◆ **Stated problem**: Every line holding the string "straight" should be gathered.

---------- Supplied data

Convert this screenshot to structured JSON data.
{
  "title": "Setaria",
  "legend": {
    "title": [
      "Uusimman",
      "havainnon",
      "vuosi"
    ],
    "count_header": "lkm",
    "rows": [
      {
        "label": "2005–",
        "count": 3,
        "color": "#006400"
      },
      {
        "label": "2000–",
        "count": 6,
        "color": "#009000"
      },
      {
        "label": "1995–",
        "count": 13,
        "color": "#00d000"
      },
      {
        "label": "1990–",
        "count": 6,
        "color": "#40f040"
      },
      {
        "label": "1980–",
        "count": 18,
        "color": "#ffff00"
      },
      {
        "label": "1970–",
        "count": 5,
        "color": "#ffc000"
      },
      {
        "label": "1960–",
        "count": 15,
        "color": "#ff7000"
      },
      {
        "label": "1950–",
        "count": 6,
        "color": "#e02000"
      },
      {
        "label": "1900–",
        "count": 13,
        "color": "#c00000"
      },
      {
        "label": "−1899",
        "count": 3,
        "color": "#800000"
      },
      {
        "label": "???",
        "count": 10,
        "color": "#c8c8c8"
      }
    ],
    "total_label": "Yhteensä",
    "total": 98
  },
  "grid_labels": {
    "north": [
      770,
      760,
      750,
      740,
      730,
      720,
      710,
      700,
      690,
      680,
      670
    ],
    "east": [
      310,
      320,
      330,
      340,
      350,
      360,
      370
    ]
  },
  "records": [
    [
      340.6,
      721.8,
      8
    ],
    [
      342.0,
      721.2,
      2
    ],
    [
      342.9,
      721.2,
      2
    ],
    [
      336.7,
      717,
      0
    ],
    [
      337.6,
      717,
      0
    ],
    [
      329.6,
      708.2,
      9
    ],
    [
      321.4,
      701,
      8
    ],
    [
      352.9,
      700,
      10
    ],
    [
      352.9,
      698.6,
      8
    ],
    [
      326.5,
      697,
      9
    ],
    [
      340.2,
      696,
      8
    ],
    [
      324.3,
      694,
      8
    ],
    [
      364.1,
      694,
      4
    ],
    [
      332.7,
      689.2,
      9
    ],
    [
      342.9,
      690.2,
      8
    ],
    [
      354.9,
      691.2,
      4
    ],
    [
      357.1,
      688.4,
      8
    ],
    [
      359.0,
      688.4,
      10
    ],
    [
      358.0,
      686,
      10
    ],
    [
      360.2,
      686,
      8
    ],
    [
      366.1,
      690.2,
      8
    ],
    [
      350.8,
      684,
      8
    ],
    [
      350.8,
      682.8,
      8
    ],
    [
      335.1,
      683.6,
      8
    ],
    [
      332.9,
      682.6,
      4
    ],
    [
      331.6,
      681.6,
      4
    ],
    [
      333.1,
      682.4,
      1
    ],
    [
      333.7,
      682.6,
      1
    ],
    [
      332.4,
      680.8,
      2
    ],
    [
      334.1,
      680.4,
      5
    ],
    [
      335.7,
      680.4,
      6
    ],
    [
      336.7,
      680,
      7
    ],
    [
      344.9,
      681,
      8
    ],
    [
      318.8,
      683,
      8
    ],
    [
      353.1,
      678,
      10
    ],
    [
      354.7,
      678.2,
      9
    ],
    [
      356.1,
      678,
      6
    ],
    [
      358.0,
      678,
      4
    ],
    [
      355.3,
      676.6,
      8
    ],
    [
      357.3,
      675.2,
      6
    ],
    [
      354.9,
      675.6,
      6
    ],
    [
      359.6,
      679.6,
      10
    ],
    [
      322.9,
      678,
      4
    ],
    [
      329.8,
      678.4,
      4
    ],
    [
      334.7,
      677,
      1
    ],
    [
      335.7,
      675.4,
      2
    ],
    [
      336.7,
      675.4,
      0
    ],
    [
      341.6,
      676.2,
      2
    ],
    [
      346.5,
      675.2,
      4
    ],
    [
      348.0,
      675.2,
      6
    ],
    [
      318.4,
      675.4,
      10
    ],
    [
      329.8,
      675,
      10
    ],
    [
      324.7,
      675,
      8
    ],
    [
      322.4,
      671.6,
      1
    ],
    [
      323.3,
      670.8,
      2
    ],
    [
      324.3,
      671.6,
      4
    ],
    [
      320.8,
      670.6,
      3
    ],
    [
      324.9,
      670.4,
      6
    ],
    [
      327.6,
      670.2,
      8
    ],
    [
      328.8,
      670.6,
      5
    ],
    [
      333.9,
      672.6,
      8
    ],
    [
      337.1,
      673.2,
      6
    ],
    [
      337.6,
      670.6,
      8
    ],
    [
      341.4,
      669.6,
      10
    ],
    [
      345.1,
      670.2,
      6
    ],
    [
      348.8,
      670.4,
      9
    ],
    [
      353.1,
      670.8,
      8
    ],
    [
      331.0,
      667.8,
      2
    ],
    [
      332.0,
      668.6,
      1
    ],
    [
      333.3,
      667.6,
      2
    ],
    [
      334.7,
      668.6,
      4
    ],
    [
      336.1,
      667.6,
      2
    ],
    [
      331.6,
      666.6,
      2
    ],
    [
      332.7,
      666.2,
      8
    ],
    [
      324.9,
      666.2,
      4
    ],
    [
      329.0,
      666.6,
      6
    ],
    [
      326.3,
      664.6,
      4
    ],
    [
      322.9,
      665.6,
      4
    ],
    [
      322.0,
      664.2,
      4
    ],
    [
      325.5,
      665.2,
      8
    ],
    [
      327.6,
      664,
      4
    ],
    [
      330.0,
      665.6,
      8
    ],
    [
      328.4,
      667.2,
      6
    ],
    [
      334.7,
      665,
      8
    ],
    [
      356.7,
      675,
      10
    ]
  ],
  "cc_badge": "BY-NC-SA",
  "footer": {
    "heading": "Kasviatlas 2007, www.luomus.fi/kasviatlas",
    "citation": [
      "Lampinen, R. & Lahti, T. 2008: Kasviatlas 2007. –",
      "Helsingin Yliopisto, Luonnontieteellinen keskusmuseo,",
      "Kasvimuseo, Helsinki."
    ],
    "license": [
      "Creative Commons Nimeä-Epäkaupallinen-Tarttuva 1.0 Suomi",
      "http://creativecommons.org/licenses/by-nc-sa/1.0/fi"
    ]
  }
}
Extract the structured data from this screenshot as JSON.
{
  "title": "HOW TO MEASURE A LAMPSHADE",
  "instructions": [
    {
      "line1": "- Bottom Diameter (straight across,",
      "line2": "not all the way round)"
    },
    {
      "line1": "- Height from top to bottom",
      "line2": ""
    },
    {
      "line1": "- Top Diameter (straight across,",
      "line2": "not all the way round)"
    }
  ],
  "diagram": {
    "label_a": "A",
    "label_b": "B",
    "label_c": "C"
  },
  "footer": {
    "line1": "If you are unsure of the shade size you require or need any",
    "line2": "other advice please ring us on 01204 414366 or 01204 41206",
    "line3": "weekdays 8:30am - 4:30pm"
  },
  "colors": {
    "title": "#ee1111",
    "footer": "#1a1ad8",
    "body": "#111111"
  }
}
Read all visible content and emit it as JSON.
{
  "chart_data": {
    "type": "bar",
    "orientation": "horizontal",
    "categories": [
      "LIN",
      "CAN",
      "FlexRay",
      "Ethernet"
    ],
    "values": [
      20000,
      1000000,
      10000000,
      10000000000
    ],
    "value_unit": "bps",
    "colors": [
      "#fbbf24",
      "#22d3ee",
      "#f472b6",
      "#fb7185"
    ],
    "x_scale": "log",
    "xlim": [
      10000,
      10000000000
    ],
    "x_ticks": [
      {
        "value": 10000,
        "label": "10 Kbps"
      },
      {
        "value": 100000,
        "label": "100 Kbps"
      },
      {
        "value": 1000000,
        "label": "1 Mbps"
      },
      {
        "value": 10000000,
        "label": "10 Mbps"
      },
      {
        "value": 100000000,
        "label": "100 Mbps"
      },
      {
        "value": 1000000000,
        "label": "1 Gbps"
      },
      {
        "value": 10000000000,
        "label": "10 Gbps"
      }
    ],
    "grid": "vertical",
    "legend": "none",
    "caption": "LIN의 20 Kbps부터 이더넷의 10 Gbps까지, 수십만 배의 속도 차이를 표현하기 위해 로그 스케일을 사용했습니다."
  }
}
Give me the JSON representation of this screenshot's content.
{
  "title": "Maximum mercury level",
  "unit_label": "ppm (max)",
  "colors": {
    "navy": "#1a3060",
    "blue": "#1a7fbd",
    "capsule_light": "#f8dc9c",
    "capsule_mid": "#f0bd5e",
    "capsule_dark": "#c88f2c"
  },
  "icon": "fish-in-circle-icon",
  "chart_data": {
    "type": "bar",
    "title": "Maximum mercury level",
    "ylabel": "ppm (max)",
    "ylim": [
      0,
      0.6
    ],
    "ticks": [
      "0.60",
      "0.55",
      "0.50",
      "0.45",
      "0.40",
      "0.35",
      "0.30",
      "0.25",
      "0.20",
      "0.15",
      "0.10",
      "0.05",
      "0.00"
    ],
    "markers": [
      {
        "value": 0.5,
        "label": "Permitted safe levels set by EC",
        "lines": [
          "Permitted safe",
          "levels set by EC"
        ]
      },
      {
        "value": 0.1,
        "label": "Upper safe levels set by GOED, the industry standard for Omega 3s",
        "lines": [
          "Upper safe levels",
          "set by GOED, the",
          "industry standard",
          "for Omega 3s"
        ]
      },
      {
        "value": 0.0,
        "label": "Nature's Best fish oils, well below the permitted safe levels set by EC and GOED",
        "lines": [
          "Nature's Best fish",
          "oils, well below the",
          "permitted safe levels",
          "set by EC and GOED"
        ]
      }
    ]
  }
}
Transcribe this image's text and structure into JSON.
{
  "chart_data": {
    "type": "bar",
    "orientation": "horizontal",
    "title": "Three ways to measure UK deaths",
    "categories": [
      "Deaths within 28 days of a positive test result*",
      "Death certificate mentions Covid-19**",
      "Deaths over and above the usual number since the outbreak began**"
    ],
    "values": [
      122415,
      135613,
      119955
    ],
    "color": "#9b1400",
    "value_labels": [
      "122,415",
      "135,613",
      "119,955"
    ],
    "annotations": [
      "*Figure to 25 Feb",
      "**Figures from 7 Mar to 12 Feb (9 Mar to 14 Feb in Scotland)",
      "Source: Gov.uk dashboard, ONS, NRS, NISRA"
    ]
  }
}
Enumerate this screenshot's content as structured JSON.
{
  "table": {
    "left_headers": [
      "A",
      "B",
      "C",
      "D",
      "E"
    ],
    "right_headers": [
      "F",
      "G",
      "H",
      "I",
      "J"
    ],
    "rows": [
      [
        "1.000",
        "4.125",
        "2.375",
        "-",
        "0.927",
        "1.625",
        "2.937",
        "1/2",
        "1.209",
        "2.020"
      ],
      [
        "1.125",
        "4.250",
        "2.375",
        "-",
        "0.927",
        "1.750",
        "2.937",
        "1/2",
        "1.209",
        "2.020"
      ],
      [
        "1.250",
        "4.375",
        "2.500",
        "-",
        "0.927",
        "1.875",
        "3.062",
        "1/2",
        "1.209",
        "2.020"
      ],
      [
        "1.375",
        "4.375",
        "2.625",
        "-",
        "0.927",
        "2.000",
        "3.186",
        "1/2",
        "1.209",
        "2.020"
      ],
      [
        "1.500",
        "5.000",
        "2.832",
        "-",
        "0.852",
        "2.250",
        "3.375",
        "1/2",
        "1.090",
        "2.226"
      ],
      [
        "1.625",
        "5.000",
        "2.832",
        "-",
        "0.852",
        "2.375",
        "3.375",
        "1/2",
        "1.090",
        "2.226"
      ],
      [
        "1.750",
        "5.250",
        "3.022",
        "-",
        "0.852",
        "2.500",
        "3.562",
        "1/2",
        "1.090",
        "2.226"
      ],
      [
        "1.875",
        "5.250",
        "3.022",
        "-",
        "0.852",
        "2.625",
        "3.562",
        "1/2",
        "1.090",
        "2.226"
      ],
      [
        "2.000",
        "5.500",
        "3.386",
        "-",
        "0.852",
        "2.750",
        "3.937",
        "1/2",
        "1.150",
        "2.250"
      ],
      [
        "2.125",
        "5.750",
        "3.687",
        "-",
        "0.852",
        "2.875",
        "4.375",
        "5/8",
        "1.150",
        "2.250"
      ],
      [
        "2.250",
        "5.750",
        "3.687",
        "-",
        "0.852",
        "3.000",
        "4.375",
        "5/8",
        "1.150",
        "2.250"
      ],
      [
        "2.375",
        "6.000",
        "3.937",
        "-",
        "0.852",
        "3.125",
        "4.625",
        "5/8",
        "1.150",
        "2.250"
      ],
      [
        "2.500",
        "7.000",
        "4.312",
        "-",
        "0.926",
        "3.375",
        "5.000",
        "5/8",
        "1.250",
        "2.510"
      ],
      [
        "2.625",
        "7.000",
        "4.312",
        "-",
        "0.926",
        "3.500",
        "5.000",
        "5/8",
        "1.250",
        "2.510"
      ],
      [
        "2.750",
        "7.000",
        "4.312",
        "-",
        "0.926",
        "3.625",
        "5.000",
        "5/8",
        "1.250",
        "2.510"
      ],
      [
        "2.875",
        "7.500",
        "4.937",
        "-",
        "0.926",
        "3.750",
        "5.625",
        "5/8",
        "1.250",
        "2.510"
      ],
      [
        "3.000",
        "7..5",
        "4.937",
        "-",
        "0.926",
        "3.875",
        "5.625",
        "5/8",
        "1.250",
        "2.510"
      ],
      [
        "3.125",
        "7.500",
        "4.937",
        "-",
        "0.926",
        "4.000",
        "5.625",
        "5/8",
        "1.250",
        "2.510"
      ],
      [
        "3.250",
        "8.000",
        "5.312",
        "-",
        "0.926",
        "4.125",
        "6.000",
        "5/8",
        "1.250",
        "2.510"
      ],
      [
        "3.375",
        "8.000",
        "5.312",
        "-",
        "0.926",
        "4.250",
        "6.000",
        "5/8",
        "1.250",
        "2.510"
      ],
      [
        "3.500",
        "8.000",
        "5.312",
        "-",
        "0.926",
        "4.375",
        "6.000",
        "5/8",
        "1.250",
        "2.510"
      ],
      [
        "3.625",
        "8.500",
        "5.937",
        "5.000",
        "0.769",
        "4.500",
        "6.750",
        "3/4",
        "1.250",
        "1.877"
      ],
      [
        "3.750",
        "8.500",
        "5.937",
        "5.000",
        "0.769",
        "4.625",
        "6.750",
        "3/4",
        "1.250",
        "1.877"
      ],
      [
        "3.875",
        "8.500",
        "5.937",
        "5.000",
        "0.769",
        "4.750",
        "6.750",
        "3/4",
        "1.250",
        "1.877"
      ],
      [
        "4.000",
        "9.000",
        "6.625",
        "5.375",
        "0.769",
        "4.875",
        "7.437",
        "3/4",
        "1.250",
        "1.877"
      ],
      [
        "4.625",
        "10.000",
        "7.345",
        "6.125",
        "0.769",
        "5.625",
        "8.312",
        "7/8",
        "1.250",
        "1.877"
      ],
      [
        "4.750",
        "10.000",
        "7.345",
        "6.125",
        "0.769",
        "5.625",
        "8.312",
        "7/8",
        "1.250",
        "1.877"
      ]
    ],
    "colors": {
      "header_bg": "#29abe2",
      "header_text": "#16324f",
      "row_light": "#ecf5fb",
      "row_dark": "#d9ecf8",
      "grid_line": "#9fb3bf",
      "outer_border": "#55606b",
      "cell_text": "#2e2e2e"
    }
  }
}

--------------------

◆ **Output for this exercise**:
      "line1": "- Bottom Diameter (straight across,",
      "line1": "- Top Diameter (straight across,",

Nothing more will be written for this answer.